§ **YOUR OBJECTIVE**
Take every line that has the string "open" and copy it out.

§ **DATA RECORDS**
--------------------------------------------------

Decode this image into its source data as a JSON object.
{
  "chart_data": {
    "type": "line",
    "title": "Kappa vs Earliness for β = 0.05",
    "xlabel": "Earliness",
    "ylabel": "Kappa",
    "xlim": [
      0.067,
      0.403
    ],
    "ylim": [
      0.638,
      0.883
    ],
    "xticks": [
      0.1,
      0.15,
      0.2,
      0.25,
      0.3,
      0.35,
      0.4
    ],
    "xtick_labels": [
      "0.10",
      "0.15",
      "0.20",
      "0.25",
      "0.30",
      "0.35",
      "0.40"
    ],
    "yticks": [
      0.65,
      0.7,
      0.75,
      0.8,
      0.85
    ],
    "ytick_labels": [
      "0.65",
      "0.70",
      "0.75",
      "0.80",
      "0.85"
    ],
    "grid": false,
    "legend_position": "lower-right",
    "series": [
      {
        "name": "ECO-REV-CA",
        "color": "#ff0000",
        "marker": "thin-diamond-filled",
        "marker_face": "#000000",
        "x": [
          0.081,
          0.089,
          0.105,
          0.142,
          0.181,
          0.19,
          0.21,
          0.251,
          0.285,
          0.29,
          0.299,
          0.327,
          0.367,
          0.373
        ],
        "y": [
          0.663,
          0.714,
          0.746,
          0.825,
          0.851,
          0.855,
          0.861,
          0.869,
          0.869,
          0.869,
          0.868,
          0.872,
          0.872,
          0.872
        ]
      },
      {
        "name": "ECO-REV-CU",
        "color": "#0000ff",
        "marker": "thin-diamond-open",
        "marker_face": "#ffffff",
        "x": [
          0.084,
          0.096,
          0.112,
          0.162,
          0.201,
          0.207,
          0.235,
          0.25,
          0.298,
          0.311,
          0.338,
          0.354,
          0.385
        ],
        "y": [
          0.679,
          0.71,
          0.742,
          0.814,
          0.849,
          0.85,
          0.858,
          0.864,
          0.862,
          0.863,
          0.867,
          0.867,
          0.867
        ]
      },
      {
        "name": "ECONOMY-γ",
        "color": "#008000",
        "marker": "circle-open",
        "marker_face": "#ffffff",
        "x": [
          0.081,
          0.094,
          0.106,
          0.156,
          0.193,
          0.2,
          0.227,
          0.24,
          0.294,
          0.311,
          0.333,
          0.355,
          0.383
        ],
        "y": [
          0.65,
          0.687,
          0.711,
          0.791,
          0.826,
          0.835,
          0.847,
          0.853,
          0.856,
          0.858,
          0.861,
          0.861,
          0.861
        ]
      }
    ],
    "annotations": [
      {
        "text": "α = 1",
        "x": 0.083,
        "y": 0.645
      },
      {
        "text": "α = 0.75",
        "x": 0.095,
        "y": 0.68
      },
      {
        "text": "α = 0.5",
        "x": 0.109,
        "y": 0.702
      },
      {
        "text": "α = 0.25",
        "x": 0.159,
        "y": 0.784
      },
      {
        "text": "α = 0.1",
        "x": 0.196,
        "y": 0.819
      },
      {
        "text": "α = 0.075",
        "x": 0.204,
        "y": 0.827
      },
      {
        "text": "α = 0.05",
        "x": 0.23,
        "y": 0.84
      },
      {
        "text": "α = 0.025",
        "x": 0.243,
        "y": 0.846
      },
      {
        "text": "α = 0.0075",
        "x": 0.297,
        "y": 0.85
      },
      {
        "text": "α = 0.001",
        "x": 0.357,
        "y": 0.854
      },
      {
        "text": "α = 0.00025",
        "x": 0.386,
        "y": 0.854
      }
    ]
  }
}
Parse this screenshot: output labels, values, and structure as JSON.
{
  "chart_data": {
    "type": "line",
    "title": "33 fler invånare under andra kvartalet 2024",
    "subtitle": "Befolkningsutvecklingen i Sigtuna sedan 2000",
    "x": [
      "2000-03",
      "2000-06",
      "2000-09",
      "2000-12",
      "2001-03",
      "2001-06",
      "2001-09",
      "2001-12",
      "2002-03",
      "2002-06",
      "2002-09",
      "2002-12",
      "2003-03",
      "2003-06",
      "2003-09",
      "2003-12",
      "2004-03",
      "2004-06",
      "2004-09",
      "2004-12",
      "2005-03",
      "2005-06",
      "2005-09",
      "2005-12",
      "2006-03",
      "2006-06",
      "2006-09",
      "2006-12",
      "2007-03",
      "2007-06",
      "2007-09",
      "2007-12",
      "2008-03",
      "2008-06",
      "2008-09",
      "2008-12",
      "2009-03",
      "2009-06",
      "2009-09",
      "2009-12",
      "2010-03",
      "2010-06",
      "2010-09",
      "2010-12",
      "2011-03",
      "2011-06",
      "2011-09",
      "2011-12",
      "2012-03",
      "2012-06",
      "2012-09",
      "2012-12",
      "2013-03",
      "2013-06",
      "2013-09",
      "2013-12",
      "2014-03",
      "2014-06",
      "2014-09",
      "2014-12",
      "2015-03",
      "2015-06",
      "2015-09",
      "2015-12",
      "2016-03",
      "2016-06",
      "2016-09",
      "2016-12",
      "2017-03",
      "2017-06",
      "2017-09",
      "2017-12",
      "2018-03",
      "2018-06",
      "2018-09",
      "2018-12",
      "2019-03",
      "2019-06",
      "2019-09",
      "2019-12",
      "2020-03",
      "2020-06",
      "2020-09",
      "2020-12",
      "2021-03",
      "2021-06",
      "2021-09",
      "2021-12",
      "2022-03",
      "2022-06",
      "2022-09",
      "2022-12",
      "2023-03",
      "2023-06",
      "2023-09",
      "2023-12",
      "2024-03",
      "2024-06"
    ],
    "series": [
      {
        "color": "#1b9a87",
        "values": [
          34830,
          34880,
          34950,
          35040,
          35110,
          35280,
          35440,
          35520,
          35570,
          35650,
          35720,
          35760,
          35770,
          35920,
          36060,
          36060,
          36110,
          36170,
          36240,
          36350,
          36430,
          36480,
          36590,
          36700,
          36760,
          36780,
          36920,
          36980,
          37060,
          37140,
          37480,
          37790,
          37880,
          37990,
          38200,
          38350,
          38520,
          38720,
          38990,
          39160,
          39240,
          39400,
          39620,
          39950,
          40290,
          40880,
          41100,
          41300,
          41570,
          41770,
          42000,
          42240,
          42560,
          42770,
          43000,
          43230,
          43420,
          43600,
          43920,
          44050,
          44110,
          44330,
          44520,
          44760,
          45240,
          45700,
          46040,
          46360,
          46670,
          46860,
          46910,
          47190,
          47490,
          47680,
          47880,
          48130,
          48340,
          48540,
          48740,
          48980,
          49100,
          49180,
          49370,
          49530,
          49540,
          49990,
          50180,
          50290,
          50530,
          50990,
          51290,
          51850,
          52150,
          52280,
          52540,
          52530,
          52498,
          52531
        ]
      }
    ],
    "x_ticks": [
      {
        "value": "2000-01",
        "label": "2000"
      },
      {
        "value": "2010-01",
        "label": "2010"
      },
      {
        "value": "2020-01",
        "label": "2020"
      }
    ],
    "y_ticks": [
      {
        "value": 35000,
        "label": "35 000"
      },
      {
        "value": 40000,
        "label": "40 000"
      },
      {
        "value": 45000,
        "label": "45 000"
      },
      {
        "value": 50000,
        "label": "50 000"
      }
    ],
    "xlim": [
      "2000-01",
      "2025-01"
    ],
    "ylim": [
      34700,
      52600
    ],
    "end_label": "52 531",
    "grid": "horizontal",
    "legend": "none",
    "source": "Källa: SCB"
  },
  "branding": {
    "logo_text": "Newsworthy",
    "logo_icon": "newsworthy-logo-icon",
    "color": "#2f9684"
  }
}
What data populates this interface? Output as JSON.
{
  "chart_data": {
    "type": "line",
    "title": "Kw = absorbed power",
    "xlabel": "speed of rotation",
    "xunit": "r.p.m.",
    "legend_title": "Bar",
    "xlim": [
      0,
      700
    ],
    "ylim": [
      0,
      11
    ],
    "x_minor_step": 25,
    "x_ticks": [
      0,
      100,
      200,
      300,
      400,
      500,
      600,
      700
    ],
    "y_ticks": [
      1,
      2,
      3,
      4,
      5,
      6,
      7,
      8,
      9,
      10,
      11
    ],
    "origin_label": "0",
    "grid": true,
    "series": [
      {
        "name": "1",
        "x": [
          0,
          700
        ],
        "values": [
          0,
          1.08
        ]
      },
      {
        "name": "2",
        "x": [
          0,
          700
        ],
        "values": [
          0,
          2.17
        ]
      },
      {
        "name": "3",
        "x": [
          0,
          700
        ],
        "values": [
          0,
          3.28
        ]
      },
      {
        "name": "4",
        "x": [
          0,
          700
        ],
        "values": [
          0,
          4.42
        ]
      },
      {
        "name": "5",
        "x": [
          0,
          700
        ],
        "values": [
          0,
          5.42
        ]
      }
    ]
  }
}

--------------------------------------------------

§ **SOLUTION FOR THIS EXERCISE**
        "marker": "thin-diamond-open",
        "marker": "circle-open",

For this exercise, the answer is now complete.